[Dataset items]
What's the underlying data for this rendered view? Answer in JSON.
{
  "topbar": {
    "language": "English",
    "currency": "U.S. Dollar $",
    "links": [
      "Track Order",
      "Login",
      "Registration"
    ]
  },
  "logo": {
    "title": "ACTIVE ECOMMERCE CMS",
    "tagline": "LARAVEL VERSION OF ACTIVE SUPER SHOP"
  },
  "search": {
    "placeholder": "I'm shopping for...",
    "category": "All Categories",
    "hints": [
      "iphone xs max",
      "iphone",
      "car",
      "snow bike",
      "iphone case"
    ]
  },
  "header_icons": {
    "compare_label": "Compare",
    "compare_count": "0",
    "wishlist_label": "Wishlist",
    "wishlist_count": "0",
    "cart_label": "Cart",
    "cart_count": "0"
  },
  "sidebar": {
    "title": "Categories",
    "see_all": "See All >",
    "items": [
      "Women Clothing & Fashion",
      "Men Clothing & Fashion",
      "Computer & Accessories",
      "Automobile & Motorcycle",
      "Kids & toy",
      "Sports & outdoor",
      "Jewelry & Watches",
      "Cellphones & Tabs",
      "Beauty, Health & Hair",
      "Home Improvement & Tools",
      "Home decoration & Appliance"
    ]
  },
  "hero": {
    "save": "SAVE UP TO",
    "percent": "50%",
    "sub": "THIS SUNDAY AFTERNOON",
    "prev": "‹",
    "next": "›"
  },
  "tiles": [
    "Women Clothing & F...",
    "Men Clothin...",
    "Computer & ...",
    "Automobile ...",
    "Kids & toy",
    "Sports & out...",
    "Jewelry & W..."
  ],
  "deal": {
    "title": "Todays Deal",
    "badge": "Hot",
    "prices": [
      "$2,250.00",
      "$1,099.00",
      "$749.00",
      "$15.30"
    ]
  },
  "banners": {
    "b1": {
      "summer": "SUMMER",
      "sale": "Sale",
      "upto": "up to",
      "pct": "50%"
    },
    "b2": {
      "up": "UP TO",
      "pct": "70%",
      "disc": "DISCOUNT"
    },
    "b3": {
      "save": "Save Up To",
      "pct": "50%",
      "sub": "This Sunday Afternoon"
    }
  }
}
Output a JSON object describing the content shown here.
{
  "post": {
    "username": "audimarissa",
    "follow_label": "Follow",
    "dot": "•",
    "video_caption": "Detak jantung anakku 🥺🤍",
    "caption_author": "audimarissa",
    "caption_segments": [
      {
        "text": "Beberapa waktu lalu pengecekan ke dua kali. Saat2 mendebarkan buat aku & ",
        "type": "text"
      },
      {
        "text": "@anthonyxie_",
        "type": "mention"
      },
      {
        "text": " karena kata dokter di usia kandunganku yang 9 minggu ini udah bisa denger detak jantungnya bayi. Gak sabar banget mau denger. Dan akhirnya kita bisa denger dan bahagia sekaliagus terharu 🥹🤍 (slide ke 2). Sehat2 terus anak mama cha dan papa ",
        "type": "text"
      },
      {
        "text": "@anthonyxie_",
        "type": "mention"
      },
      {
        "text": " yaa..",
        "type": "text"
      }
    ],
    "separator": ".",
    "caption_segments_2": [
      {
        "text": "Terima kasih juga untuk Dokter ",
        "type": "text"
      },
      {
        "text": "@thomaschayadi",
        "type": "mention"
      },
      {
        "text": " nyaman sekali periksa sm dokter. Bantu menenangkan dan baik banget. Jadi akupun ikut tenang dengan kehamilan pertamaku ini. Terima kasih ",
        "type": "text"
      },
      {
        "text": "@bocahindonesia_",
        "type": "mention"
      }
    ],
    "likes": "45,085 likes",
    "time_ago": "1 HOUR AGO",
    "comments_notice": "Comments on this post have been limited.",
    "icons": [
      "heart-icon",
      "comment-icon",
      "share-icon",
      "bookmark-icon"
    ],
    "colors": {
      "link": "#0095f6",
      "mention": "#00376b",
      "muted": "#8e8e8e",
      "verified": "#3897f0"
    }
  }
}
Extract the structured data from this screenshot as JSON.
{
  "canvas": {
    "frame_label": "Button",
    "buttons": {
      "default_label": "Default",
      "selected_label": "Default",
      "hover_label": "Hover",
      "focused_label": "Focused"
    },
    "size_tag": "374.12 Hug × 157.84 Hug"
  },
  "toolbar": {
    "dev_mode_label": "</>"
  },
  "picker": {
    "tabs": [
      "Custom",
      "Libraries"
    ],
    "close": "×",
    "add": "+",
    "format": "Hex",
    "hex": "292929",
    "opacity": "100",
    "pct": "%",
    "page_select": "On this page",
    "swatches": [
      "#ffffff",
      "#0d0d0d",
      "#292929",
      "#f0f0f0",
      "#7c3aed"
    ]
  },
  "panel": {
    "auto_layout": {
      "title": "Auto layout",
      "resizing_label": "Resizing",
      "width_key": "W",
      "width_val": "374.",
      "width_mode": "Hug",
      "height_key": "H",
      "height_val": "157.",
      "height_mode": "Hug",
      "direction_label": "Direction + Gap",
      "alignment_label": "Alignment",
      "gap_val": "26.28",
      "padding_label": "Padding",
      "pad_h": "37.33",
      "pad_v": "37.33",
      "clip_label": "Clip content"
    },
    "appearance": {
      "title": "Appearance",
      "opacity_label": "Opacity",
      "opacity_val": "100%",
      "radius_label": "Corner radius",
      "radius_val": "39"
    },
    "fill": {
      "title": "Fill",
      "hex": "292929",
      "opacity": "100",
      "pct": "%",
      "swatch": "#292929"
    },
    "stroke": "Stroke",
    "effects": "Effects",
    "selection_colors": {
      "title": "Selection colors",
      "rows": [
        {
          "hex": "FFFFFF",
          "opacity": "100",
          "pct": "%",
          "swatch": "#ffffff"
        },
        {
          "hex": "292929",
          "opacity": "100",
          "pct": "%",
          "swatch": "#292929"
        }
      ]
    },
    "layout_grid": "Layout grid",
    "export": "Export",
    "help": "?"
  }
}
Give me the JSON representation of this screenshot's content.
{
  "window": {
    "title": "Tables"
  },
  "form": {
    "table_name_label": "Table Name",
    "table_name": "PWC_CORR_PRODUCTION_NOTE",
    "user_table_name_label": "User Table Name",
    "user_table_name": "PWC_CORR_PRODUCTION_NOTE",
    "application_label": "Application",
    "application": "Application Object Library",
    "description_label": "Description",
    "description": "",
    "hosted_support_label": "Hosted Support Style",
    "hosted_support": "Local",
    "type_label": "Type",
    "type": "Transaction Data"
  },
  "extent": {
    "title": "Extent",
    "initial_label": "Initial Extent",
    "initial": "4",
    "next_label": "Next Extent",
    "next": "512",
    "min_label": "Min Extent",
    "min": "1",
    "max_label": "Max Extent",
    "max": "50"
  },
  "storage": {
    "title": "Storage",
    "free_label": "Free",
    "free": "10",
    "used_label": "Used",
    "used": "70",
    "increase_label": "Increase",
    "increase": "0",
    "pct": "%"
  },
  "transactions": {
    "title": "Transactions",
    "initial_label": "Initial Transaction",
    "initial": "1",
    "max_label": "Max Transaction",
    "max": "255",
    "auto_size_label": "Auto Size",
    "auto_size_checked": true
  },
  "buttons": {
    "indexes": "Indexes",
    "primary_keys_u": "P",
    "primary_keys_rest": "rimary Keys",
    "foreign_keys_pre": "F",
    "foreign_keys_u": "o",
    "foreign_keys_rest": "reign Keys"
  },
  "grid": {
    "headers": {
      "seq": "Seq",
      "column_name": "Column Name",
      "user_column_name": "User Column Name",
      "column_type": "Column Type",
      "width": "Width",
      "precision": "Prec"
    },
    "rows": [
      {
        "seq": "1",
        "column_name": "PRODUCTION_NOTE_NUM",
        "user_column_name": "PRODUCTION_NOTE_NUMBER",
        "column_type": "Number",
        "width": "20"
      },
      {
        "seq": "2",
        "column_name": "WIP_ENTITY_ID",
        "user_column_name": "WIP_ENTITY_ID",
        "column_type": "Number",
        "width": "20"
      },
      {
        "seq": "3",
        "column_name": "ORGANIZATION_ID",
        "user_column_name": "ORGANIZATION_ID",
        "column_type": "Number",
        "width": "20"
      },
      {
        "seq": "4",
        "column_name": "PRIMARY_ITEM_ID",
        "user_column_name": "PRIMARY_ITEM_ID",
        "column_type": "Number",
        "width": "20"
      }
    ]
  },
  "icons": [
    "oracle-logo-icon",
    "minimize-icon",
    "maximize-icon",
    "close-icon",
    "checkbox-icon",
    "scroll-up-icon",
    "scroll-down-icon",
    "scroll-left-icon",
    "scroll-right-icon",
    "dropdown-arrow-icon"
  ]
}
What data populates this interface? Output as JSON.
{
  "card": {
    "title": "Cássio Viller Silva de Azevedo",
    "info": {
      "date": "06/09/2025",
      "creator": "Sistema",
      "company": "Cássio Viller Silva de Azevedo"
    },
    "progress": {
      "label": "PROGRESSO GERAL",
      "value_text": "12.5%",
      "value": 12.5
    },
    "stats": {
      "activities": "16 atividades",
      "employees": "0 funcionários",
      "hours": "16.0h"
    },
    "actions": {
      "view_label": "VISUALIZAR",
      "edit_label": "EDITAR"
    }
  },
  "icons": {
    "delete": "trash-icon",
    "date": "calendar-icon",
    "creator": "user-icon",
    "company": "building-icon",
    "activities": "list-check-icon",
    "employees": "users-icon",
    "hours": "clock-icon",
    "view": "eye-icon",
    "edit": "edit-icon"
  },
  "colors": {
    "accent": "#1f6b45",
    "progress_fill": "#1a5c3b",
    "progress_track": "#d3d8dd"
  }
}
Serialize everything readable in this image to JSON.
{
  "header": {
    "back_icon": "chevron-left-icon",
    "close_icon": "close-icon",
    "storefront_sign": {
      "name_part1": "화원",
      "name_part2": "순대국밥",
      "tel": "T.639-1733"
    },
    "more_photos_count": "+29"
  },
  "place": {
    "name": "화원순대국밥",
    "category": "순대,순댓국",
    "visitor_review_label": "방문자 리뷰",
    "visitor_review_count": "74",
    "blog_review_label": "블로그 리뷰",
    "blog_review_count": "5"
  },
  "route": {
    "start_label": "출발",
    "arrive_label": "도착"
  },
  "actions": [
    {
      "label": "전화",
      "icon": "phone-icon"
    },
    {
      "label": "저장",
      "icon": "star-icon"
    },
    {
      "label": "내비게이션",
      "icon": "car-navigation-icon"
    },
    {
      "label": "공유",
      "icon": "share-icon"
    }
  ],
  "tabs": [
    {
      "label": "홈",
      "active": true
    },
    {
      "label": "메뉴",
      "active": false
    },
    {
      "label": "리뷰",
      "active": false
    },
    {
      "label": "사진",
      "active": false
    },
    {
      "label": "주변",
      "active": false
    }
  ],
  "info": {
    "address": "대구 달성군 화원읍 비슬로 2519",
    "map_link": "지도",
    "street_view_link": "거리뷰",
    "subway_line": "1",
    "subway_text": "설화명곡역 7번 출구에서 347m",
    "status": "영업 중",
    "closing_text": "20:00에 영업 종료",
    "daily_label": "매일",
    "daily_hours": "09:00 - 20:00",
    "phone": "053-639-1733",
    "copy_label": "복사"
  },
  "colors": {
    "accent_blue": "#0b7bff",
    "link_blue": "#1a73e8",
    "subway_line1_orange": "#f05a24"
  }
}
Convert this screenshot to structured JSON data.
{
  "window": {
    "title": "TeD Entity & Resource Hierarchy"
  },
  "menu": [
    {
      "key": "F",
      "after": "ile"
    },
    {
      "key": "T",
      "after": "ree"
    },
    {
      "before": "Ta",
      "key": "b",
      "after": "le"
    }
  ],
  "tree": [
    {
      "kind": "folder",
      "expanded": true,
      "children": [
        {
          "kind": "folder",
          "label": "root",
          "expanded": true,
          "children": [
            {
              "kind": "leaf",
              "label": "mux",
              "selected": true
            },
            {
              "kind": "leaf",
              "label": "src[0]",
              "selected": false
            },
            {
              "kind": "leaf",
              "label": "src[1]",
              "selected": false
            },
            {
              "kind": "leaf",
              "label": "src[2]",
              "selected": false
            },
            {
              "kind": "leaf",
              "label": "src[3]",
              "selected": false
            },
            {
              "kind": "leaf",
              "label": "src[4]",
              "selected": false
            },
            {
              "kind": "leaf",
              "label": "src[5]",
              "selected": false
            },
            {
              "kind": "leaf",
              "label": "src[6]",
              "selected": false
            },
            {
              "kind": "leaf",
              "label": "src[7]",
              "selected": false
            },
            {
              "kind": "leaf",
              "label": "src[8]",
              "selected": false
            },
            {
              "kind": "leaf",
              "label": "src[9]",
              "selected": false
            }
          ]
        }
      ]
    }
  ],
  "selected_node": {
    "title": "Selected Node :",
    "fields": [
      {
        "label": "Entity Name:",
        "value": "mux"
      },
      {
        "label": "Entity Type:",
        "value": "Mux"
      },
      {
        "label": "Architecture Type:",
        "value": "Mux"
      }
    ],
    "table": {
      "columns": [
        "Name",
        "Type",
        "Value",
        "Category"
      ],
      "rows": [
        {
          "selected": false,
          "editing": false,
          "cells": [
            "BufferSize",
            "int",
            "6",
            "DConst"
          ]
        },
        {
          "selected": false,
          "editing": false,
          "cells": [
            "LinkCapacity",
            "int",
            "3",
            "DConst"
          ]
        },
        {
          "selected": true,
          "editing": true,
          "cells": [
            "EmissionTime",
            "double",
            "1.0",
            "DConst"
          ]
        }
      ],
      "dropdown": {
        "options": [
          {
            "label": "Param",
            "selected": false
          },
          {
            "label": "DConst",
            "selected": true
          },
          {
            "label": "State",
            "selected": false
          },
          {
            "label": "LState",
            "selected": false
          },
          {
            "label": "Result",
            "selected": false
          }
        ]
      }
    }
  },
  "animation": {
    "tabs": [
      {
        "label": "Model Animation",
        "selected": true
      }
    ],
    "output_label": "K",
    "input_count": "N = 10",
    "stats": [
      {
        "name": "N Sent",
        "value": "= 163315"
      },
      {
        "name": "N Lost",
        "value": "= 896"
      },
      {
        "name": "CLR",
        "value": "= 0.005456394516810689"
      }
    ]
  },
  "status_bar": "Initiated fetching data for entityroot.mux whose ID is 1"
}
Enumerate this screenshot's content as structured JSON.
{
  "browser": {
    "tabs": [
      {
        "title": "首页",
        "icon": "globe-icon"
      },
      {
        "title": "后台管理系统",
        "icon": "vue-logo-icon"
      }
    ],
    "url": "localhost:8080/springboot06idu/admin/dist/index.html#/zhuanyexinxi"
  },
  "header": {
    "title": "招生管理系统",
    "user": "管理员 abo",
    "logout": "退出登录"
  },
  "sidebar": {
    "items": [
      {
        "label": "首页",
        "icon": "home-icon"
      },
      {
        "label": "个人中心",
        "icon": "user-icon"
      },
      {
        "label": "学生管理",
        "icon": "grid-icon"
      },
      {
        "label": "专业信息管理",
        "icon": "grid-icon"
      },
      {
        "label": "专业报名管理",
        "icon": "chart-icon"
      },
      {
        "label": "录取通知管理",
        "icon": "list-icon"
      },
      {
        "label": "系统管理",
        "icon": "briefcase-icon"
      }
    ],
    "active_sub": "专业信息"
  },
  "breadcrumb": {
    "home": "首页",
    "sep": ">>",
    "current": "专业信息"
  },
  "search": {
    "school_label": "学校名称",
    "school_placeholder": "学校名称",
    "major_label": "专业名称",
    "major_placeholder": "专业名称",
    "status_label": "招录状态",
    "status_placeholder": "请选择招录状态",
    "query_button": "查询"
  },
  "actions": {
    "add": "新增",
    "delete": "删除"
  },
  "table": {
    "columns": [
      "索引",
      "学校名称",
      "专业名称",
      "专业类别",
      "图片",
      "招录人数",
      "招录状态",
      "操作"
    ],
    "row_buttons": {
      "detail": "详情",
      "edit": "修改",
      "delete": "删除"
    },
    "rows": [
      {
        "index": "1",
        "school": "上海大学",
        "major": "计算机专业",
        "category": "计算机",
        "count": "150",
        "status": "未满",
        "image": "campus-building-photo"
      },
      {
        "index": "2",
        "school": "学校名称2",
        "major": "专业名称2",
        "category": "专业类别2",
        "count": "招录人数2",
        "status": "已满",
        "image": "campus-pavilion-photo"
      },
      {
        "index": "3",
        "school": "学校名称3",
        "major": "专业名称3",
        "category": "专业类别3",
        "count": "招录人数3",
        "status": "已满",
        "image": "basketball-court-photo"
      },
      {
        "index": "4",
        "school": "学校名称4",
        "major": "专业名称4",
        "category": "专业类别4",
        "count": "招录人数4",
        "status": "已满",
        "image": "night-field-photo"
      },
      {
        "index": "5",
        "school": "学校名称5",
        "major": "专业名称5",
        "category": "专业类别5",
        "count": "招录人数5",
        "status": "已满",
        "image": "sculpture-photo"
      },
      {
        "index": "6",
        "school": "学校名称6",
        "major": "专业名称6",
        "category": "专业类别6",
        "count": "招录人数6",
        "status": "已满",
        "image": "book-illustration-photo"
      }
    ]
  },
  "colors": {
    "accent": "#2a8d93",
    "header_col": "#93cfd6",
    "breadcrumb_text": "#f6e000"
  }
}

__Given instruction__. Filter the records down to the lines that contain the string "Viller", and copy those lines.

__Written solution__.
    "title": "Cássio Viller Silva de Azevedo",
      "company": "Cássio Viller Silva de Azevedo"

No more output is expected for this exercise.